### Task goal:
Show all lines of the listing that hold the word "Login".
[START Dataset extract]
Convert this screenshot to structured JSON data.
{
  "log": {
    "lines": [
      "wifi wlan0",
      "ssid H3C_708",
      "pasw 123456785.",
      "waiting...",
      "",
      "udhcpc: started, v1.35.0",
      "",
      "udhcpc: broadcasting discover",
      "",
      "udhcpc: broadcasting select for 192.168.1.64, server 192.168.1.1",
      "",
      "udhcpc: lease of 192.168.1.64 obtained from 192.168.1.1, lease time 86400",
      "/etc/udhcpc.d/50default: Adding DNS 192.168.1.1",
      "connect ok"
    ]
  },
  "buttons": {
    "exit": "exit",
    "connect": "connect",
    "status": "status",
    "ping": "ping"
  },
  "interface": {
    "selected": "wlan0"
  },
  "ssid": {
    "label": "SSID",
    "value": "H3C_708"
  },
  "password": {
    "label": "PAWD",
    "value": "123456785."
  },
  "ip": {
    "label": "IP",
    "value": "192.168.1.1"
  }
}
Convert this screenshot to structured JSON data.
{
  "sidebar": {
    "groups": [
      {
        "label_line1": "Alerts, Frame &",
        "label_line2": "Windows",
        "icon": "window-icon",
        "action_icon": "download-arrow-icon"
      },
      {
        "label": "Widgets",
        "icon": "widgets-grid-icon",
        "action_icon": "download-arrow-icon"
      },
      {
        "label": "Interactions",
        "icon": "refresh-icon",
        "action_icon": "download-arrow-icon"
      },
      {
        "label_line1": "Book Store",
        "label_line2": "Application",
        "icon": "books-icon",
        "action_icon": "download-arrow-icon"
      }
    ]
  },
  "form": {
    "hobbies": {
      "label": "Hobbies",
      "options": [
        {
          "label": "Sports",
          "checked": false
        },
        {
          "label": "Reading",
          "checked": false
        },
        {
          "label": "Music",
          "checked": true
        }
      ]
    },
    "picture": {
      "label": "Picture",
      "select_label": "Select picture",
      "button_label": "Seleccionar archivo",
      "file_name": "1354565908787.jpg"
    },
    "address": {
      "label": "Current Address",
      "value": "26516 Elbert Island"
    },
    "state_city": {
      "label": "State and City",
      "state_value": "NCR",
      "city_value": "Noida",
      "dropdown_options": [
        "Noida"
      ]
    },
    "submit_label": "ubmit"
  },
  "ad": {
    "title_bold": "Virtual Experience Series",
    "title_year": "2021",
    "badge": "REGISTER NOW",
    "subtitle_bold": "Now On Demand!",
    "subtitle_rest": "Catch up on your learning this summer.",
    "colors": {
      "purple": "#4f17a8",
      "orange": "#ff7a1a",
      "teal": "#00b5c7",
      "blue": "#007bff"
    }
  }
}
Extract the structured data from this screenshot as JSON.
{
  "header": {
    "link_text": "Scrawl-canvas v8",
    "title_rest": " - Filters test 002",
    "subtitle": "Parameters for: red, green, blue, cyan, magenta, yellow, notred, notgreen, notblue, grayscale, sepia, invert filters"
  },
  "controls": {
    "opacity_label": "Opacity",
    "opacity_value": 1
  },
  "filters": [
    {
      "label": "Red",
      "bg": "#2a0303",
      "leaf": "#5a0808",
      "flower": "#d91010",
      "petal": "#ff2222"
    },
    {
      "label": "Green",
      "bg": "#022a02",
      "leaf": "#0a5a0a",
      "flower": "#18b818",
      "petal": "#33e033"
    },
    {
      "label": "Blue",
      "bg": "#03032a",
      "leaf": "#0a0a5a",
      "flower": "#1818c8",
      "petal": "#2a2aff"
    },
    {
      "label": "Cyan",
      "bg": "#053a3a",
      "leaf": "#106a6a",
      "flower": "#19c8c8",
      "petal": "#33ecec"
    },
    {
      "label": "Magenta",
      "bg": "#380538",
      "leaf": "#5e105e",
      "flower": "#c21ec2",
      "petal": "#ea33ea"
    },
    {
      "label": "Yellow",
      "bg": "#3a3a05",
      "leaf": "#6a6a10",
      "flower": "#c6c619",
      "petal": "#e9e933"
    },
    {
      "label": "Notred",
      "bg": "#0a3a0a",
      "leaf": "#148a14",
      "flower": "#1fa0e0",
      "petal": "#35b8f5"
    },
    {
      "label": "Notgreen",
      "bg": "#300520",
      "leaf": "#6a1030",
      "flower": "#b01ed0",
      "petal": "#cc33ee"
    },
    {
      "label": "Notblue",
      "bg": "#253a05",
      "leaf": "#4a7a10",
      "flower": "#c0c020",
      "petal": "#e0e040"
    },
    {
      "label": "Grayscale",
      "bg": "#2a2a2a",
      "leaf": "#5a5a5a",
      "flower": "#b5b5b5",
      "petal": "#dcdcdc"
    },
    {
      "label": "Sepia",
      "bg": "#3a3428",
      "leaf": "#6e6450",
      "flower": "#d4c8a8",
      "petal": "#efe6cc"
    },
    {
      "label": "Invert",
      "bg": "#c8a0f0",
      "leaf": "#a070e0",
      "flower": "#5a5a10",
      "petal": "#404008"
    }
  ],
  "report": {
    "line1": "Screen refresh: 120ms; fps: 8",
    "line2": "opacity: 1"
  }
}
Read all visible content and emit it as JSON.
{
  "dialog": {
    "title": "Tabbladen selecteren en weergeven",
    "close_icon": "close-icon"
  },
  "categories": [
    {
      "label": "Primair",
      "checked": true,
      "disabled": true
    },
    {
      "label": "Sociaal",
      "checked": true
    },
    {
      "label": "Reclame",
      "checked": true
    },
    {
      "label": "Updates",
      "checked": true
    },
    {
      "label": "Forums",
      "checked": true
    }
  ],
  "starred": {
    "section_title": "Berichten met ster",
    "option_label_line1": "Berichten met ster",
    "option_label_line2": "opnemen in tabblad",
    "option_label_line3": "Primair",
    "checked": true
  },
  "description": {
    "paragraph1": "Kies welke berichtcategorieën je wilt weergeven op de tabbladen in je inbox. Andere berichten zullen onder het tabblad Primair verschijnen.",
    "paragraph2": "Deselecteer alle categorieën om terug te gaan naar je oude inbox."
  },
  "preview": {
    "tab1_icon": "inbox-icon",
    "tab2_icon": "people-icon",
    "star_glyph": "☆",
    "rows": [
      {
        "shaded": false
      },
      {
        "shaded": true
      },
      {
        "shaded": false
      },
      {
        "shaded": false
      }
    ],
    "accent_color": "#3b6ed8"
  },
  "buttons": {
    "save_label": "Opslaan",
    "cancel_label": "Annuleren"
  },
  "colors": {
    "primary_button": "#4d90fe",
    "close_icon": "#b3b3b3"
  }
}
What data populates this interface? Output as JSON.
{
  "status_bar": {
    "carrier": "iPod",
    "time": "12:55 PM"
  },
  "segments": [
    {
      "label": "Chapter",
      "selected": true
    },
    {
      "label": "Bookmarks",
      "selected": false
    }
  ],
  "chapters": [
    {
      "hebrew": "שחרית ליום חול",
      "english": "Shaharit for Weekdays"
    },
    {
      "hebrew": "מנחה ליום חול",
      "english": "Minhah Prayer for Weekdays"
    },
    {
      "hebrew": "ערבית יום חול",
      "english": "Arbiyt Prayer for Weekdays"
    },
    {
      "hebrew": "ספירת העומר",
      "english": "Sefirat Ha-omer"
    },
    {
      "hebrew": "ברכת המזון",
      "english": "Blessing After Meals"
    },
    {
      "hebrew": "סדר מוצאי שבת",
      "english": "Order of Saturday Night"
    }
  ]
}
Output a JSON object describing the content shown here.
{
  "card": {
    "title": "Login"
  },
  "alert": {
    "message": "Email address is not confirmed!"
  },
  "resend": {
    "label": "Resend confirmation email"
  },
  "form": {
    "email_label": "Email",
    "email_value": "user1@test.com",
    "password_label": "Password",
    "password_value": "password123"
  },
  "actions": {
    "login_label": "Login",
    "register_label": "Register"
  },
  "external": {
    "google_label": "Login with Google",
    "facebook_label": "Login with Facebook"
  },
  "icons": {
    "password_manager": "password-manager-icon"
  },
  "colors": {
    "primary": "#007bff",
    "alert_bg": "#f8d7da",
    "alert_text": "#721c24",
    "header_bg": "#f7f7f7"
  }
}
[END Dataset extract]
### Response to the exercise:
    "title": "Login"
    "login_label": "Login",
    "google_label": "Login with Google",
    "facebook_label": "Login with Facebook"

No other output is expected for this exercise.